**PROBLEM DETAILS**. Reproduce the listing verbatim.

-- Begin SOURCE MATERIAL --

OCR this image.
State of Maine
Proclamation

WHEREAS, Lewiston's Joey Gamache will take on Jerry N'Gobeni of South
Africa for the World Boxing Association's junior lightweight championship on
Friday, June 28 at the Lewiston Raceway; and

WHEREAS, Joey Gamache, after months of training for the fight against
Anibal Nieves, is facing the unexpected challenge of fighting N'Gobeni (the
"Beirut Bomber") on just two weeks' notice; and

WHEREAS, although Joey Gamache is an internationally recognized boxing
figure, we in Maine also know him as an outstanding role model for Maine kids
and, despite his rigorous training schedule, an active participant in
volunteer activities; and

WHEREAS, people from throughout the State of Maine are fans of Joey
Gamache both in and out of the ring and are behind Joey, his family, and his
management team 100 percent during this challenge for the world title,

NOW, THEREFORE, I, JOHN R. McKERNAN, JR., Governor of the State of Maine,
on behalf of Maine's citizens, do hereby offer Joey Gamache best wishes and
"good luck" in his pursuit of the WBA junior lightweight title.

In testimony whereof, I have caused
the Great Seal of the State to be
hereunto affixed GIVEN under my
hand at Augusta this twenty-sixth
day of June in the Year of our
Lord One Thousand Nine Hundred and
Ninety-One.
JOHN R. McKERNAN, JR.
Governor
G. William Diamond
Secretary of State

-- End SOURCE MATERIAL --

**EXERCISE RESPONSE**.
OCR this image.
State of Maine
Proclamation

WHEREAS, Lewiston's Joey Gamache will take on Jerry N'Gobeni of South
Africa for the World Boxing Association's junior lightweight championship on
Friday, June 28 at the Lewiston Raceway; and

WHEREAS, Joey Gamache, after months of training for the fight against
Anibal Nieves, is facing the unexpected challenge of fighting N'Gobeni (the
"Beirut Bomber") on just two weeks' notice; and

WHEREAS, although Joey Gamache is an internationally recognized boxing
figure, we in Maine also know him as an outstanding role model for Maine kids
and, despite his rigorous training schedule, an active participant in
volunteer activities; and

WHEREAS, people from throughout the State of Maine are fans of Joey
Gamache both in and out of the ring and are behind Joey, his family, and his
management team 100 percent during this challenge for the world title,

NOW, THEREFORE, I, JOHN R. McKERNAN, JR., Governor of the State of Maine,
on behalf of Maine's citizens, do hereby offer Joey Gamache best wishes and
"good luck" in his pursuit of the WBA junior lightweight title.

In testimony whereof, I have caused
the Great Seal of the State to be
hereunto affixed GIVEN under my
hand at Augusta this twenty-sixth
day of June in the Year of our
Lord One Thousand Nine Hundred and
Ninety-One.
JOHN R. McKERNAN, JR.
Governor
G. William Diamond
Secretary of State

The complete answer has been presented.